§ EXCERPTED RECORDS:
<<<<
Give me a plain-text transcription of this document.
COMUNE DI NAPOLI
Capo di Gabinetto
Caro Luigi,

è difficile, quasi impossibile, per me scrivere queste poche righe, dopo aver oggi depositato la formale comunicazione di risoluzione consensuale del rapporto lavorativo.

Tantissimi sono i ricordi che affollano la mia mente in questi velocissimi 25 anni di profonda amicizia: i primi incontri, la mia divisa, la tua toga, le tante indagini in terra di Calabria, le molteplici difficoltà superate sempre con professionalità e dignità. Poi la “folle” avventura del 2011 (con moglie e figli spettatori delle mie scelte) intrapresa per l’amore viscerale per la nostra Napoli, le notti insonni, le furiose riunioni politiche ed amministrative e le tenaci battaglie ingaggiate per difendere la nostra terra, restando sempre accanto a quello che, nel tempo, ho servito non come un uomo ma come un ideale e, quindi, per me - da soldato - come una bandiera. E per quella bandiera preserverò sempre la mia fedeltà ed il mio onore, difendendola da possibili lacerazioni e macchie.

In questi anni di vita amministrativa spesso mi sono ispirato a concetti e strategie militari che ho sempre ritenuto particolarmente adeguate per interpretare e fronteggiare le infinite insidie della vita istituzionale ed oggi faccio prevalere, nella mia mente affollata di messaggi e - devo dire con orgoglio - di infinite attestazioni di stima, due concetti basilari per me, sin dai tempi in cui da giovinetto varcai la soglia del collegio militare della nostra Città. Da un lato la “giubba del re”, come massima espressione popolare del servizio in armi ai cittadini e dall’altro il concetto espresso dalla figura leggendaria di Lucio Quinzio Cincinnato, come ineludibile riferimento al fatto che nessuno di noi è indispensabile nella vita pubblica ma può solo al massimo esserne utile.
>>>>
Your task is to reproduce all of the records exactly.

§ RESPONSE TO THE TASK:
Give me a plain-text transcription of this document.
COMUNE DI NAPOLI
Capo di Gabinetto
Caro Luigi,

è difficile, quasi impossibile, per me scrivere queste poche righe, dopo aver oggi depositato la formale comunicazione di risoluzione consensuale del rapporto lavorativo.

Tantissimi sono i ricordi che affollano la mia mente in questi velocissimi 25 anni di profonda amicizia: i primi incontri, la mia divisa, la tua toga, le tante indagini in terra di Calabria, le molteplici difficoltà superate sempre con professionalità e dignità. Poi la “folle” avventura del 2011 (con moglie e figli spettatori delle mie scelte) intrapresa per l’amore viscerale per la nostra Napoli, le notti insonni, le furiose riunioni politiche ed amministrative e le tenaci battaglie ingaggiate per difendere la nostra terra, restando sempre accanto a quello che, nel tempo, ho servito non come un uomo ma come un ideale e, quindi, per me - da soldato - come una bandiera. E per quella bandiera preserverò sempre la mia fedeltà ed il mio onore, difendendola da possibili lacerazioni e macchie.

In questi anni di vita amministrativa spesso mi sono ispirato a concetti e strategie militari che ho sempre ritenuto particolarmente adeguate per interpretare e fronteggiare le infinite insidie della vita istituzionale ed oggi faccio prevalere, nella mia mente affollata di messaggi e - devo dire con orgoglio - di infinite attestazioni di stima, due concetti basilari per me, sin dai tempi in cui da giovinetto varcai la soglia del collegio militare della nostra Città. Da un lato la “giubba del re”, come massima espressione popolare del servizio in armi ai cittadini e dall’altro il concetto espresso dalla figura leggendaria di Lucio Quinzio Cincinnato, come ineludibile riferimento al fatto che nessuno di noi è indispensabile nella vita pubblica ma può solo al massimo esserne utile.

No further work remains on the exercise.